> Task requirements: Extract every line that includes the string "tình".

··· Available data ···

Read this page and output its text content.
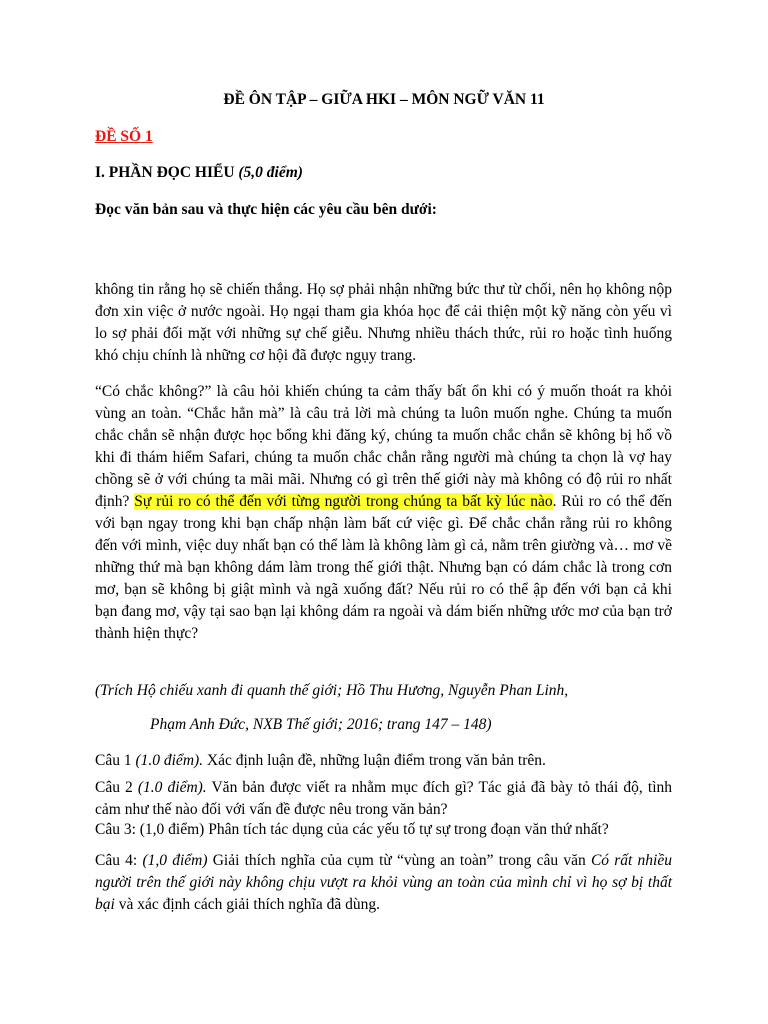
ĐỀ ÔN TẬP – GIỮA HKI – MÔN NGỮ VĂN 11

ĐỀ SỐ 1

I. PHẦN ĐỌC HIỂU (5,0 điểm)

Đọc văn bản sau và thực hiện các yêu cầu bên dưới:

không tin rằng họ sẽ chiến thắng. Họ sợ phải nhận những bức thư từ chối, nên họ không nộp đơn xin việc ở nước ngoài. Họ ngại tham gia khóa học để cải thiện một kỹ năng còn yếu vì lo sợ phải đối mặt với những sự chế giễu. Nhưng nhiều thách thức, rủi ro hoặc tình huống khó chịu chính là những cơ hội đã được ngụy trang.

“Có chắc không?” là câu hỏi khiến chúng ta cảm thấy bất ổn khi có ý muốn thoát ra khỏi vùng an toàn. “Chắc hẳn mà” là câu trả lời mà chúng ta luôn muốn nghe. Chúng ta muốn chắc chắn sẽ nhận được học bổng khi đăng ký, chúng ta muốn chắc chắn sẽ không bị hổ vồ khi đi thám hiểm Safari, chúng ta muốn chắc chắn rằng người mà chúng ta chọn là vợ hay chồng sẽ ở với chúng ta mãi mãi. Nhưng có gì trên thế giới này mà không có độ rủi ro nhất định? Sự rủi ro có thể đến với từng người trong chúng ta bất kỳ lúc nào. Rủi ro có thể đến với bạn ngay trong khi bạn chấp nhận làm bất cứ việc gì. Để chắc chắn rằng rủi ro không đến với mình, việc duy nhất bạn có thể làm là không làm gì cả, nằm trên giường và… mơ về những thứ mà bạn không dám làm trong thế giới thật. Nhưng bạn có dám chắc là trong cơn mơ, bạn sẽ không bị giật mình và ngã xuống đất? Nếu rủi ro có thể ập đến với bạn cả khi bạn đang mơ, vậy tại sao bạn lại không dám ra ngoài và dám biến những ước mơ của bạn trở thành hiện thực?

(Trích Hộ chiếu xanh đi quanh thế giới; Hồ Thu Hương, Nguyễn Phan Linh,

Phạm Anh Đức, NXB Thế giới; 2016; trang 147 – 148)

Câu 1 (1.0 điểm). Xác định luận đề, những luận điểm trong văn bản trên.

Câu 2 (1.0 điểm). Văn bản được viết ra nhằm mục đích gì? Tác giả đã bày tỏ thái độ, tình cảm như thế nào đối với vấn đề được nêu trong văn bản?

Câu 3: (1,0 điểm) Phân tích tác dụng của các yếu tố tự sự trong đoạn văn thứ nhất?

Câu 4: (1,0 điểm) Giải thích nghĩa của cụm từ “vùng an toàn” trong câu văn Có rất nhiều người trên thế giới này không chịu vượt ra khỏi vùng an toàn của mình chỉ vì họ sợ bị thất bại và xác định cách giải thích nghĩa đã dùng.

···

> Full answer:
không tin rằng họ sẽ chiến thắng. Họ sợ phải nhận những bức thư từ chối, nên họ không nộp đơn xin việc ở nước ngoài. Họ ngại tham gia khóa học để cải thiện một kỹ năng còn yếu vì lo sợ phải đối mặt với những sự chế giễu. Nhưng nhiều thách thức, rủi ro hoặc tình huống khó chịu chính là những cơ hội đã được ngụy trang.
Câu 2 (1.0 điểm). Văn bản được viết ra nhằm mục đích gì? Tác giả đã bày tỏ thái độ, tình cảm như thế nào đối với vấn đề được nêu trong văn bản?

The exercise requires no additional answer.